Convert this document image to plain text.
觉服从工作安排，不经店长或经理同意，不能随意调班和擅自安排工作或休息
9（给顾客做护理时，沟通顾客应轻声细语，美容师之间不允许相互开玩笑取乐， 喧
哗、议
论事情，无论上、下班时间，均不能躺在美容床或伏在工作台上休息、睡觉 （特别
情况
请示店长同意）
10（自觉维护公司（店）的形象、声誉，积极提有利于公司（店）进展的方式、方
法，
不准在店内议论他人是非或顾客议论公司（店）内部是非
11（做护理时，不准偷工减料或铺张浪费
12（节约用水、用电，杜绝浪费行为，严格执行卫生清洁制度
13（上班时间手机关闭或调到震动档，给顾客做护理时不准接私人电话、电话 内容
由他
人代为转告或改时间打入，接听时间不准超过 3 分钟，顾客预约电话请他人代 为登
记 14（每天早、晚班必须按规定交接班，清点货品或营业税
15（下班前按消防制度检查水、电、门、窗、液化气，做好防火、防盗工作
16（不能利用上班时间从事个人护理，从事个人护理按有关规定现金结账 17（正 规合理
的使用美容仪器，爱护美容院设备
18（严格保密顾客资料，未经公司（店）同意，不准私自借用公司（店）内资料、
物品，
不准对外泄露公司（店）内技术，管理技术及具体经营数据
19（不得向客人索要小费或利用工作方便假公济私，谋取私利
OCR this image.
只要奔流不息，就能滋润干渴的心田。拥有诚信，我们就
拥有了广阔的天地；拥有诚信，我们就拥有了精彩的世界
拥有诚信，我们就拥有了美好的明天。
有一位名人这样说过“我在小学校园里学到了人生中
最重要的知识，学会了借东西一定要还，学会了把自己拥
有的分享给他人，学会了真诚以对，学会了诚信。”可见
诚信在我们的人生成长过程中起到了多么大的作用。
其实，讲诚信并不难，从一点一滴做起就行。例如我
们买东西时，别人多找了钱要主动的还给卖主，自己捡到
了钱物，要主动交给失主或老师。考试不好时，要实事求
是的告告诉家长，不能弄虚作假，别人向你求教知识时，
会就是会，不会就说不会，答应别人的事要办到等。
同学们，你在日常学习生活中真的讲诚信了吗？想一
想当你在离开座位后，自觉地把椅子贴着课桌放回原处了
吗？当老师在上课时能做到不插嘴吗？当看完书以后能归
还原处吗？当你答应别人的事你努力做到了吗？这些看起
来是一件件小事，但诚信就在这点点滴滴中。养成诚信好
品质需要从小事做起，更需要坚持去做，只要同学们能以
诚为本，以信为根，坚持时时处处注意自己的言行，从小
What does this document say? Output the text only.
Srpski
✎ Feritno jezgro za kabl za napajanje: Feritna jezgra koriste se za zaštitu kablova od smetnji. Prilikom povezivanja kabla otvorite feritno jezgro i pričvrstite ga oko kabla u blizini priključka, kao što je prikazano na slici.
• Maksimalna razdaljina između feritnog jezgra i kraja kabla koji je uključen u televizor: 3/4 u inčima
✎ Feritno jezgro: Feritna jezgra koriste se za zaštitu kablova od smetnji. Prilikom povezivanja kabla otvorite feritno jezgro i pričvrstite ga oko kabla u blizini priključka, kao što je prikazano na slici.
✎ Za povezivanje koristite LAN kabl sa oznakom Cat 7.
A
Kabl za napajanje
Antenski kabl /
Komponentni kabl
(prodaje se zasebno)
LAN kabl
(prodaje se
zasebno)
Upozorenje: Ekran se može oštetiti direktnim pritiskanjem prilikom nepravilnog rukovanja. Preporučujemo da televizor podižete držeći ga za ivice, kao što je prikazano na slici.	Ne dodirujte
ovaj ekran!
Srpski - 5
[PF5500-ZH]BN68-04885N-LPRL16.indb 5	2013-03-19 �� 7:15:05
- - - -
DIRECTION
Print out all the entries precisely as written.

WORKED ANSWER
Convert this document image to plain text.
觉服从工作安排，不经店长或经理同意，不能随意调班和擅自安排工作或休息
9（给顾客做护理时，沟通顾客应轻声细语，美容师之间不允许相互开玩笑取乐， 喧
哗、议
论事情，无论上、下班时间，均不能躺在美容床或伏在工作台上休息、睡觉 （特别
情况
请示店长同意）
10（自觉维护公司（店）的形象、声誉，积极提有利于公司（店）进展的方式、方
法，
不准在店内议论他人是非或顾客议论公司（店）内部是非
11（做护理时，不准偷工减料或铺张浪费
12（节约用水、用电，杜绝浪费行为，严格执行卫生清洁制度
13（上班时间手机关闭或调到震动档，给顾客做护理时不准接私人电话、电话 内容
由他
人代为转告或改时间打入，接听时间不准超过 3 分钟，顾客预约电话请他人代 为登
记 14（每天早、晚班必须按规定交接班，清点货品或营业税
15（下班前按消防制度检查水、电、门、窗、液化气，做好防火、防盗工作
16（不能利用上班时间从事个人护理，从事个人护理按有关规定现金结账 17（正 规合理
的使用美容仪器，爱护美容院设备
18（严格保密顾客资料，未经公司（店）同意，不准私自借用公司（店）内资料、
物品，
不准对外泄露公司（店）内技术，管理技术及具体经营数据
19（不得向客人索要小费或利用工作方便假公济私，谋取私利
OCR this image.
只要奔流不息，就能滋润干渴的心田。拥有诚信，我们就
拥有了广阔的天地；拥有诚信，我们就拥有了精彩的世界
拥有诚信，我们就拥有了美好的明天。
有一位名人这样说过“我在小学校园里学到了人生中
最重要的知识，学会了借东西一定要还，学会了把自己拥
有的分享给他人，学会了真诚以对，学会了诚信。”可见
诚信在我们的人生成长过程中起到了多么大的作用。
其实，讲诚信并不难，从一点一滴做起就行。例如我
们买东西时，别人多找了钱要主动的还给卖主，自己捡到
了钱物，要主动交给失主或老师。考试不好时，要实事求
是的告告诉家长，不能弄虚作假，别人向你求教知识时，
会就是会，不会就说不会，答应别人的事要办到等。
同学们，你在日常学习生活中真的讲诚信了吗？想一
想当你在离开座位后，自觉地把椅子贴着课桌放回原处了
吗？当老师在上课时能做到不插嘴吗？当看完书以后能归
还原处吗？当你答应别人的事你努力做到了吗？这些看起
来是一件件小事，但诚信就在这点点滴滴中。养成诚信好
品质需要从小事做起，更需要坚持去做，只要同学们能以
诚为本，以信为根，坚持时时处处注意自己的言行，从小
What does this document say? Output the text only.
Srpski
✎ Feritno jezgro za kabl za napajanje: Feritna jezgra koriste se za zaštitu kablova od smetnji. Prilikom povezivanja kabla otvorite feritno jezgro i pričvrstite ga oko kabla u blizini priključka, kao što je prikazano na slici.
• Maksimalna razdaljina između feritnog jezgra i kraja kabla koji je uključen u televizor: 3/4 u inčima
✎ Feritno jezgro: Feritna jezgra koriste se za zaštitu kablova od smetnji. Prilikom povezivanja kabla otvorite feritno jezgro i pričvrstite ga oko kabla u blizini priključka, kao što je prikazano na slici.
✎ Za povezivanje koristite LAN kabl sa oznakom Cat 7.
A
Kabl za napajanje
Antenski kabl /
Komponentni kabl
(prodaje se zasebno)
LAN kabl
(prodaje se
zasebno)
Upozorenje: Ekran se može oštetiti direktnim pritiskanjem prilikom nepravilnog rukovanja. Preporučujemo da televizor podižete držeći ga za ivice, kao što je prikazano na slici.	Ne dodirujte
ovaj ekran!
Srpski - 5
[PF5500-ZH]BN68-04885N-LPRL16.indb 5	2013-03-19 �� 7:15:05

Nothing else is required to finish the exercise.